§ **EXERCISE DESCRIPTION**: Copy out the data below from the line containing "Serialize everything readable" to the line containing "Convert this screenshot", both lines included, with all images left out.

§ **EXERCISE DATA**:
## start
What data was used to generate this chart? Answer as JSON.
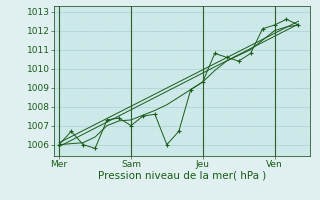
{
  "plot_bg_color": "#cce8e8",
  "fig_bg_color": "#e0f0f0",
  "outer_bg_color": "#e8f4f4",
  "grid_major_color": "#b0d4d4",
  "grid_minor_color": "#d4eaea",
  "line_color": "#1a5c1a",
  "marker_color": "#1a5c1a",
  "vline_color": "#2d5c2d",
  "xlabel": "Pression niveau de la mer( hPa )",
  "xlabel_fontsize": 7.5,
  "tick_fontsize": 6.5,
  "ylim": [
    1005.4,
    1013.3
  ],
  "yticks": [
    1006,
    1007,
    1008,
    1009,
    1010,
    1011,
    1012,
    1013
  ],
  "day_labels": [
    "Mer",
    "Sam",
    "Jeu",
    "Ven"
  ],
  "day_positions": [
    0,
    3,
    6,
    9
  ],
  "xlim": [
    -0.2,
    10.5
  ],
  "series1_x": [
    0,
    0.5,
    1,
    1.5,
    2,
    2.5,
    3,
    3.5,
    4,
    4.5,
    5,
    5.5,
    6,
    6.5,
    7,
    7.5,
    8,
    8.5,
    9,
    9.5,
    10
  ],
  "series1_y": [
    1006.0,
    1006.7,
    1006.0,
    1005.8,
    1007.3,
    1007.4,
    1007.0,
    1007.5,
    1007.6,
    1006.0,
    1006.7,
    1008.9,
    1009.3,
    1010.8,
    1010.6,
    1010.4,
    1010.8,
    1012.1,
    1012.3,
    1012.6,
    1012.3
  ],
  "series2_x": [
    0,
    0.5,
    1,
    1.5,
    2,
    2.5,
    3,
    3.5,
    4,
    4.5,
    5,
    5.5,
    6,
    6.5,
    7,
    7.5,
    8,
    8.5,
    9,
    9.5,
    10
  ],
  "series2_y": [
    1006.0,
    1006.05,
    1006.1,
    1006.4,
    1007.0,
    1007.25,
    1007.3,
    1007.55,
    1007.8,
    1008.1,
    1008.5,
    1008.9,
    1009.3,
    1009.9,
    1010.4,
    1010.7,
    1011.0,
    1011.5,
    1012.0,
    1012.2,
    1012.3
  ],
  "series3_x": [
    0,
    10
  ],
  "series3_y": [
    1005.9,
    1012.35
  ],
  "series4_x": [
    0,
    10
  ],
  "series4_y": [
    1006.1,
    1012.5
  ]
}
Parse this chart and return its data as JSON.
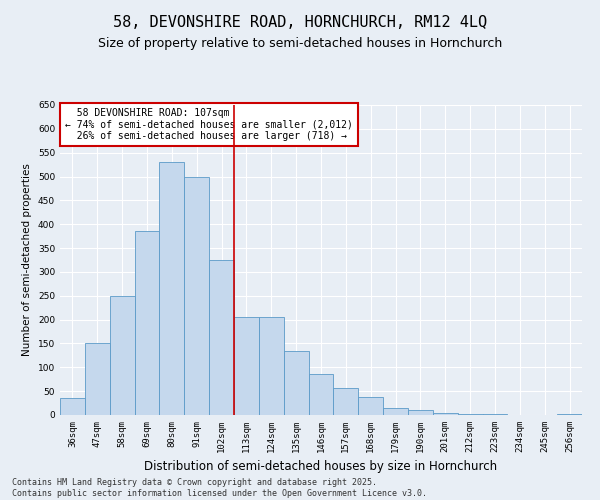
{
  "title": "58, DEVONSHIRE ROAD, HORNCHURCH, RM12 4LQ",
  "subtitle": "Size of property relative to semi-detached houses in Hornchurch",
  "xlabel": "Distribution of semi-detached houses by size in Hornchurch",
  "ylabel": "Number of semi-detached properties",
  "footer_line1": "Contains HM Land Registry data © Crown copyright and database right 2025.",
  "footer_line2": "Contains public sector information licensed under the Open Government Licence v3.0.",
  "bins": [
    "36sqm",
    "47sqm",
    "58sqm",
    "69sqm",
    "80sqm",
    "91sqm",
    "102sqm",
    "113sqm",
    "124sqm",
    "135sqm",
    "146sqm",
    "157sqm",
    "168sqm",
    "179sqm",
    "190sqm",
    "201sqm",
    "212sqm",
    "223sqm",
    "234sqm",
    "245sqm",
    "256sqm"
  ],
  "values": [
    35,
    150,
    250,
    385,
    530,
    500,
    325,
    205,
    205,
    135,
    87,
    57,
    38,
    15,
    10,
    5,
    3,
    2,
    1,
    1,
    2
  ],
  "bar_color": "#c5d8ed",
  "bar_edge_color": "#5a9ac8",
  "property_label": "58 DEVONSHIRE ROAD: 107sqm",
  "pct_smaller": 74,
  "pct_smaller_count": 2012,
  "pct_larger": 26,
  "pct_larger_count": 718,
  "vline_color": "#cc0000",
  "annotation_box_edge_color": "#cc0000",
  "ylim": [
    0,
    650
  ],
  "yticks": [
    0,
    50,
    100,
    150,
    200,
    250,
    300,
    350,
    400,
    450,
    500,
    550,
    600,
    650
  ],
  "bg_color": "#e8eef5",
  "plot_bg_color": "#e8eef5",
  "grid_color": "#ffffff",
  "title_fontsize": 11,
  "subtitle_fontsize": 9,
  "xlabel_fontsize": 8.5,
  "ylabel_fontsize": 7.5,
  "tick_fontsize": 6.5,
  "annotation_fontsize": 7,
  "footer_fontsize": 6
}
## end
## start
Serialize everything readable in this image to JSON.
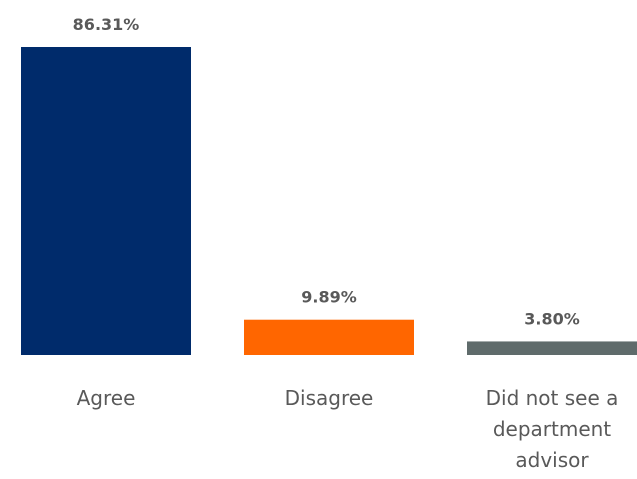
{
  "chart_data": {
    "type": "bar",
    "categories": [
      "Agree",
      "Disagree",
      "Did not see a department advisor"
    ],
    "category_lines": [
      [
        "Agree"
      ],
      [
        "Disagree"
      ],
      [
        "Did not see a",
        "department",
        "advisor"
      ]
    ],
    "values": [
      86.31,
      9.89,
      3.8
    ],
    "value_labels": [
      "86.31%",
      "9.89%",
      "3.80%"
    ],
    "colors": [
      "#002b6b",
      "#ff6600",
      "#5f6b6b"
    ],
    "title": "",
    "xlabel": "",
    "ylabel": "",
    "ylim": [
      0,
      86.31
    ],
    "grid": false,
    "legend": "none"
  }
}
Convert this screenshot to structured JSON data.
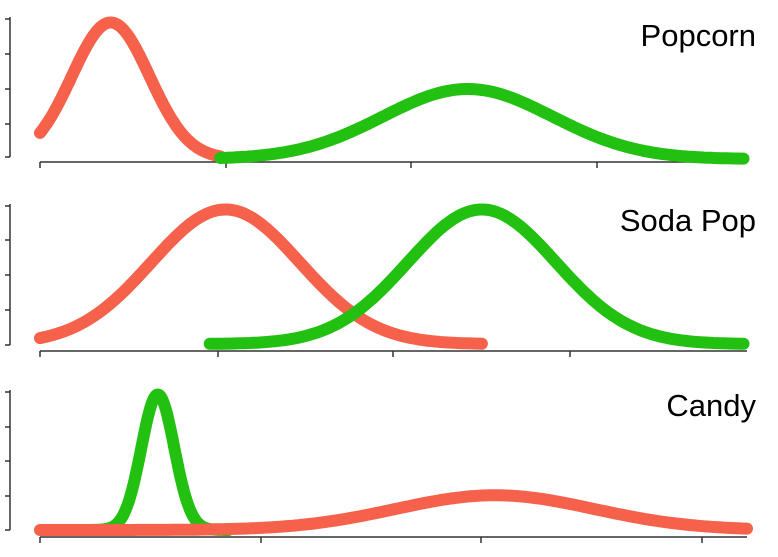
## end
§ **EXERCISE OUTPUT**:
Serialize everything readable in this image to JSON.
{
  "chart_data": {
    "type": "bar",
    "categories": [
      "Agree",
      "Disagree",
      "Did not see a department advisor"
    ],
    "category_lines": [
      [
        "Agree"
      ],
      [
        "Disagree"
      ],
      [
        "Did not see a",
        "department",
        "advisor"
      ]
    ],
    "values": [
      86.31,
      9.89,
      3.8
    ],
    "value_labels": [
      "86.31%",
      "9.89%",
      "3.80%"
    ],
    "colors": [
      "#002b6b",
      "#ff6600",
      "#5f6b6b"
    ],
    "title": "",
    "xlabel": "",
    "ylabel": "",
    "ylim": [
      0,
      86.31
    ],
    "grid": false,
    "legend": "none"
  }
}
Convert this screenshot to structured JSON data.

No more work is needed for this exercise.